Records provided:
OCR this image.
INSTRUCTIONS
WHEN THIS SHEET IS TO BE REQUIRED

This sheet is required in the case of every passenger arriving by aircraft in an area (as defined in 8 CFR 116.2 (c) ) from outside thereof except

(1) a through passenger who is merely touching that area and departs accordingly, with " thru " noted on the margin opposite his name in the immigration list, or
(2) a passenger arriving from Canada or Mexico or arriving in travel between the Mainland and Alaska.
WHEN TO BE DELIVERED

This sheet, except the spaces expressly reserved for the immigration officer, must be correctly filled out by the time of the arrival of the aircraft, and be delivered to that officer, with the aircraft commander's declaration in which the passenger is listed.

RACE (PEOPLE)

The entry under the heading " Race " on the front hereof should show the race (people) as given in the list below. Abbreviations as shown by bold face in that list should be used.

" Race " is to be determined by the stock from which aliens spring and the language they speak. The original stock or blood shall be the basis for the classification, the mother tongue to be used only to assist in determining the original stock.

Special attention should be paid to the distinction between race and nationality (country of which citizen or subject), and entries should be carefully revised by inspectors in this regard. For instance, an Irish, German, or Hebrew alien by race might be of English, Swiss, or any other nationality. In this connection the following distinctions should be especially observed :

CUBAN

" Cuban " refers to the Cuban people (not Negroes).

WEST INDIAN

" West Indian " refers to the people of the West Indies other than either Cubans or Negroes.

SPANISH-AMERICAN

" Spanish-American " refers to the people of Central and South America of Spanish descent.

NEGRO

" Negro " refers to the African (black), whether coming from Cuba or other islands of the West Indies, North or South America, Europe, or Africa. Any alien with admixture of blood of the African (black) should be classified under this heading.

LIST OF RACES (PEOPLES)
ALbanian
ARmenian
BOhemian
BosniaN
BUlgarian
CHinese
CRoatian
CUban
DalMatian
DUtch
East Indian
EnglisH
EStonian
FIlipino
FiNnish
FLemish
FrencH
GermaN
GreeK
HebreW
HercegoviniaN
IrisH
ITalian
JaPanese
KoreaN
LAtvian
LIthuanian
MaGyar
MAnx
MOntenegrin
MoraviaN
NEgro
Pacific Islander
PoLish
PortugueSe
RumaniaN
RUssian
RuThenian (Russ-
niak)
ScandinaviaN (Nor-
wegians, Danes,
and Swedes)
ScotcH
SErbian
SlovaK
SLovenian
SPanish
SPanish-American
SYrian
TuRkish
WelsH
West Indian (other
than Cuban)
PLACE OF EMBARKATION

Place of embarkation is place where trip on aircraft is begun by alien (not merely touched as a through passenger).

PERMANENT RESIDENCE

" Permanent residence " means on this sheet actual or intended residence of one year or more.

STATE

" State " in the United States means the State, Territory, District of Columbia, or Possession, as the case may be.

Written exercise: Search the preceding listing for "area" and extract every line where it is found.

Finished task:
This sheet is required in the case of every passenger arriving by aircraft in an area (as defined in 8 CFR 116.2 (c) ) from outside thereof except
(1) a through passenger who is merely touching that area and departs accordingly, with " thru " noted on the margin opposite his name in the immigration list, or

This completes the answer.